§ Given instruction: Give the count of lines in the data that include "thường", with no other words.

§ Exercise inputs:
----------------------------------------

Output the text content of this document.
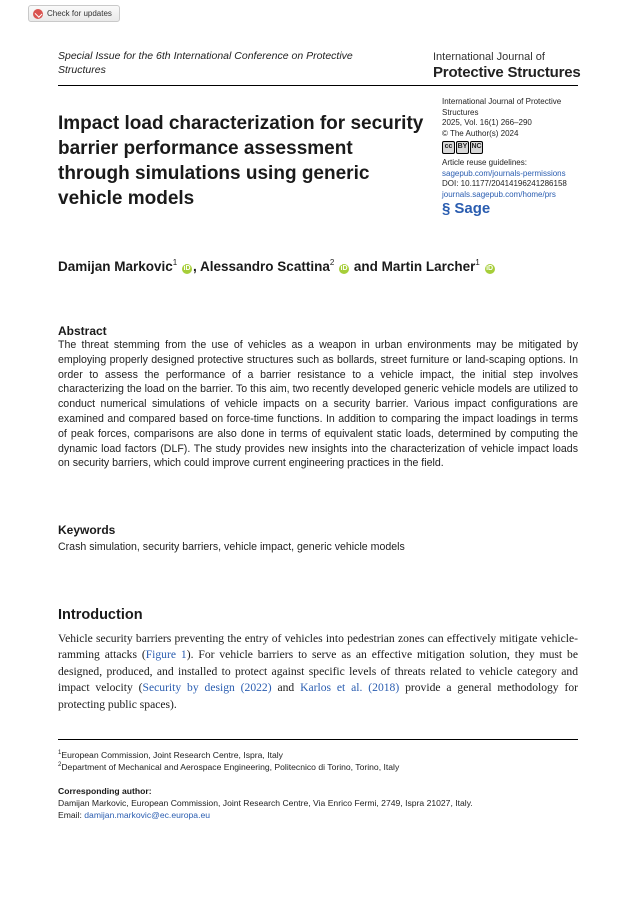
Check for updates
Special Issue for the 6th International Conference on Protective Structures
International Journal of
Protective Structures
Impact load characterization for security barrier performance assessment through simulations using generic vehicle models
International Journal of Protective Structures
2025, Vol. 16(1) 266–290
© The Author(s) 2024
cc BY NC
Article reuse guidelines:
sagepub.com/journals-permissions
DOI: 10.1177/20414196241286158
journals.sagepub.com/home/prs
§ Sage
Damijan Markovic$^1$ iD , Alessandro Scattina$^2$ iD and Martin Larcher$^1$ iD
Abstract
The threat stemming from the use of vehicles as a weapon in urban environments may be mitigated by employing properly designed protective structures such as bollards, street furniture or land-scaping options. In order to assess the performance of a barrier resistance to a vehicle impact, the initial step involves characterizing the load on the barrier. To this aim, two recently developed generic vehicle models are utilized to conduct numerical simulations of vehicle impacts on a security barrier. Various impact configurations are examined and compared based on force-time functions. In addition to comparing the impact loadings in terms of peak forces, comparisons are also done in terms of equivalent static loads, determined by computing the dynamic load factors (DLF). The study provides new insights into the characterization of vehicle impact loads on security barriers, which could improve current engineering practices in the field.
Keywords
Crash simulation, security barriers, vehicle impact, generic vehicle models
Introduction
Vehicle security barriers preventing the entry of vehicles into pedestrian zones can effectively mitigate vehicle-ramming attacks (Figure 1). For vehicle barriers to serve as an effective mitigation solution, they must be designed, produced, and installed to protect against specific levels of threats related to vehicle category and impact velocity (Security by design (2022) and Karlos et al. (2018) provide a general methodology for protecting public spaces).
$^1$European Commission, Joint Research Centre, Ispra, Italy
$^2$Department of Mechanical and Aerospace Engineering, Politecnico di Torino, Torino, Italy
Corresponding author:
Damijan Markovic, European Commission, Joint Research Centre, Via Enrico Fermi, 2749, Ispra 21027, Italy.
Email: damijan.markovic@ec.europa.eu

----------------------------------------

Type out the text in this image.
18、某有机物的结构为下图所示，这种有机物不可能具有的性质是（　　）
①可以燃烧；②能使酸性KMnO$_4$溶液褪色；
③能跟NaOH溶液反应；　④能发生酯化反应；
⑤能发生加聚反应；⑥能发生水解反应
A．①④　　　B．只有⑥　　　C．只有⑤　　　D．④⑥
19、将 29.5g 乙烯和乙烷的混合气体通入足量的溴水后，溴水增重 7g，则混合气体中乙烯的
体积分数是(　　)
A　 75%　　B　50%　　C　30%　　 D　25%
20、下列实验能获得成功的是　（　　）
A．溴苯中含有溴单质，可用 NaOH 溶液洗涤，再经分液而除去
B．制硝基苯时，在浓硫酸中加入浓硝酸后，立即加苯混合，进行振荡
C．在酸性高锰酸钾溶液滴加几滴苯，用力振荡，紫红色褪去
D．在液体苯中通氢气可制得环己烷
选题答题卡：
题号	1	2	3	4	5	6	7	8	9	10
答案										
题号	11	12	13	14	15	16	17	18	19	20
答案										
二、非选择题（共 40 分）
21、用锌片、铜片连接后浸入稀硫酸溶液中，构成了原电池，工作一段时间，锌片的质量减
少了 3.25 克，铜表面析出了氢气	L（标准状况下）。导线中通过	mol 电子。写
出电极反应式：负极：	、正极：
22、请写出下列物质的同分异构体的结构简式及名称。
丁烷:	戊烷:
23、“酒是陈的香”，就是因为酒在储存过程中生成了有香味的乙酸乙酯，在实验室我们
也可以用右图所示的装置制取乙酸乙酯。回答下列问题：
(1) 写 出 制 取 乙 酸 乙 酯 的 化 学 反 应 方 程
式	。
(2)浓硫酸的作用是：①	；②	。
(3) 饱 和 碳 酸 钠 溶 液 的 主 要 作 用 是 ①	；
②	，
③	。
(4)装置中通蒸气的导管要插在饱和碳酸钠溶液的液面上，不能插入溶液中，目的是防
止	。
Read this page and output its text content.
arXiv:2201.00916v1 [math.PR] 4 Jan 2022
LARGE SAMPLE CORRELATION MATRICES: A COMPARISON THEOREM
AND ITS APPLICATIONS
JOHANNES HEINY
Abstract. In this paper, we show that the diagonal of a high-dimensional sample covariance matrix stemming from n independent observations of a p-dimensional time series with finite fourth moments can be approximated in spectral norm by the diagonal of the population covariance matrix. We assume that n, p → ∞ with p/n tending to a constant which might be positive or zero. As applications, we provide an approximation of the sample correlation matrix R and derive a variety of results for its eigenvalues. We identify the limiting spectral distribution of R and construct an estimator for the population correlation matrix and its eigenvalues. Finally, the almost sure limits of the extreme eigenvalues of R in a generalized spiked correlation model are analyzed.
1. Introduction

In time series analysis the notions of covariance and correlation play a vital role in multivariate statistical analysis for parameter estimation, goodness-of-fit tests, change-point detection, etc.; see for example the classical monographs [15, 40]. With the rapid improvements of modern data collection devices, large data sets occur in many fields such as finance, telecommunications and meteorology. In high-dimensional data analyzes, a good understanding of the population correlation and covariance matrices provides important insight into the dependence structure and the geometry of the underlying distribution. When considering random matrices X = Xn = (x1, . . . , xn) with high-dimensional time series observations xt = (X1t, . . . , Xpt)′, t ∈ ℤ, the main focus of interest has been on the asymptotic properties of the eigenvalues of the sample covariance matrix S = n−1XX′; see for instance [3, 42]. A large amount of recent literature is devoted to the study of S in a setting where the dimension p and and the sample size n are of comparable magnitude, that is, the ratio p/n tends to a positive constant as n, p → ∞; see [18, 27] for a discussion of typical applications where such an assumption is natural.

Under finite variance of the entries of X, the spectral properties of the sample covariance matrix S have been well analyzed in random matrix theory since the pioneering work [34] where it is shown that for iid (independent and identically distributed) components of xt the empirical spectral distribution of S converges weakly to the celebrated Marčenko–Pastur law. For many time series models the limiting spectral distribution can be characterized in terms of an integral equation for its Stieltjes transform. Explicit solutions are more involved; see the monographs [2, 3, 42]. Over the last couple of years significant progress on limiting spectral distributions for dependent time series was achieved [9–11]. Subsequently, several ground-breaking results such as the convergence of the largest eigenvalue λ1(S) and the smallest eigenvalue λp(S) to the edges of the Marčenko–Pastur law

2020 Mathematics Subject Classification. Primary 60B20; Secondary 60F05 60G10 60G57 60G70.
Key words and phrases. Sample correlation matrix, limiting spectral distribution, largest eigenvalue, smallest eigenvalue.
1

----------------------------------------

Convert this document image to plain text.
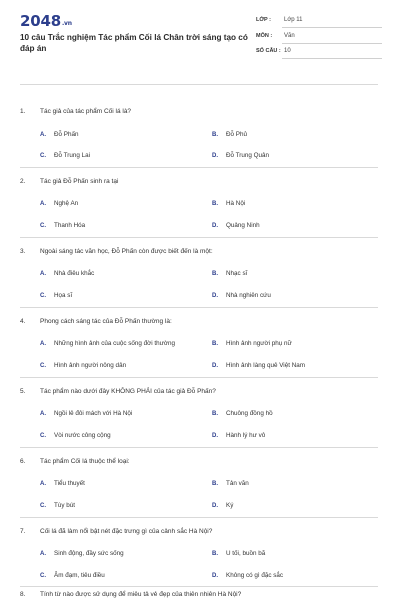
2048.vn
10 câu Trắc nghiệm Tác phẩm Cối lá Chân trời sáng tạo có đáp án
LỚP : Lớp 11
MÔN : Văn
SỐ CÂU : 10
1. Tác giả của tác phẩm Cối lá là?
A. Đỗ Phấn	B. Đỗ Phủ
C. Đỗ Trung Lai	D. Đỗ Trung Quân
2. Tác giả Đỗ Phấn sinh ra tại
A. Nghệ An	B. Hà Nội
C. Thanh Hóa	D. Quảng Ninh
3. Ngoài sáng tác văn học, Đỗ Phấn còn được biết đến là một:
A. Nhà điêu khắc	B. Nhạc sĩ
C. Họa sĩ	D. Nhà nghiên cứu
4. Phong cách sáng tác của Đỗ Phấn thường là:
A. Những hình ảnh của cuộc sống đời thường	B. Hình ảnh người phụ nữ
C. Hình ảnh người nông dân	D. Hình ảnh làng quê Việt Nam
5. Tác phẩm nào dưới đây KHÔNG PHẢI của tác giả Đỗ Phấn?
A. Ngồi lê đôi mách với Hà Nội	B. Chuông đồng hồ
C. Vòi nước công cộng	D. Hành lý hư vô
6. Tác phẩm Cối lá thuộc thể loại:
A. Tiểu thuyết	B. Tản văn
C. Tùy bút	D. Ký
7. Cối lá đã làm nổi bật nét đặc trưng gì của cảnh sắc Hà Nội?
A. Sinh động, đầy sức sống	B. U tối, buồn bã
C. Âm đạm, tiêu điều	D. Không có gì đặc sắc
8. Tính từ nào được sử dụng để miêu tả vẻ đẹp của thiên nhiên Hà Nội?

----------------------------------------

§ The response: 2